> **What is asked**:
Using the listing below, copy every line that mentions "Charge".

* start Data *

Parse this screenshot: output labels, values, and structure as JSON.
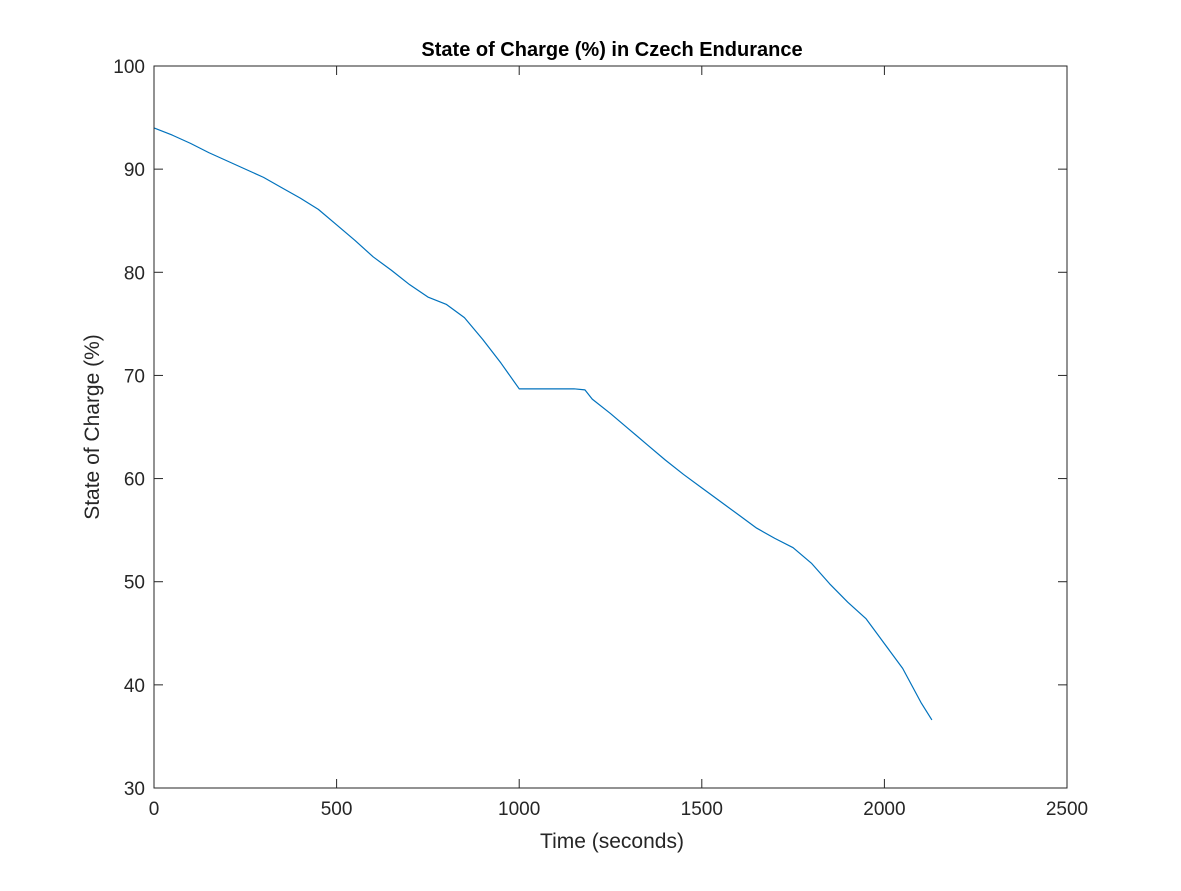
{
  "chart_data": {
    "type": "line",
    "title": "State of Charge (%) in Czech Endurance",
    "xlabel": "Time (seconds)",
    "ylabel": "State of Charge (%)",
    "xlim": [
      0,
      2500
    ],
    "ylim": [
      30,
      100
    ],
    "xticks": [
      0,
      500,
      1000,
      1500,
      2000,
      2500
    ],
    "yticks": [
      30,
      40,
      50,
      60,
      70,
      80,
      90,
      100
    ],
    "xtick_labels": [
      "0",
      "500",
      "1000",
      "1500",
      "2000",
      "2500"
    ],
    "ytick_labels": [
      "30",
      "40",
      "50",
      "60",
      "70",
      "80",
      "90",
      "100"
    ],
    "grid": false,
    "box": true,
    "series": [
      {
        "color": "#0072bd",
        "x": [
          0,
          50,
          100,
          150,
          200,
          250,
          300,
          350,
          400,
          450,
          500,
          550,
          600,
          650,
          700,
          750,
          800,
          850,
          900,
          950,
          1000,
          1050,
          1100,
          1150,
          1180,
          1200,
          1250,
          1300,
          1350,
          1400,
          1450,
          1500,
          1550,
          1600,
          1650,
          1700,
          1750,
          1800,
          1850,
          1900,
          1950,
          2000,
          2050,
          2100,
          2130
        ],
        "y": [
          94.0,
          93.3,
          92.5,
          91.6,
          90.8,
          90.0,
          89.2,
          88.2,
          87.2,
          86.1,
          84.6,
          83.1,
          81.5,
          80.2,
          78.8,
          77.6,
          76.9,
          75.6,
          73.5,
          71.2,
          68.7,
          68.7,
          68.7,
          68.7,
          68.6,
          67.7,
          66.3,
          64.8,
          63.3,
          61.8,
          60.4,
          59.1,
          57.8,
          56.5,
          55.2,
          54.2,
          53.3,
          51.8,
          49.8,
          48.0,
          46.4,
          44.0,
          41.6,
          38.3,
          36.6
        ]
      }
    ]
  }
}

* end Data *

> **Exercise output**:
    "title": "State of Charge (%) in Czech Endurance",
    "ylabel": "State of Charge (%)",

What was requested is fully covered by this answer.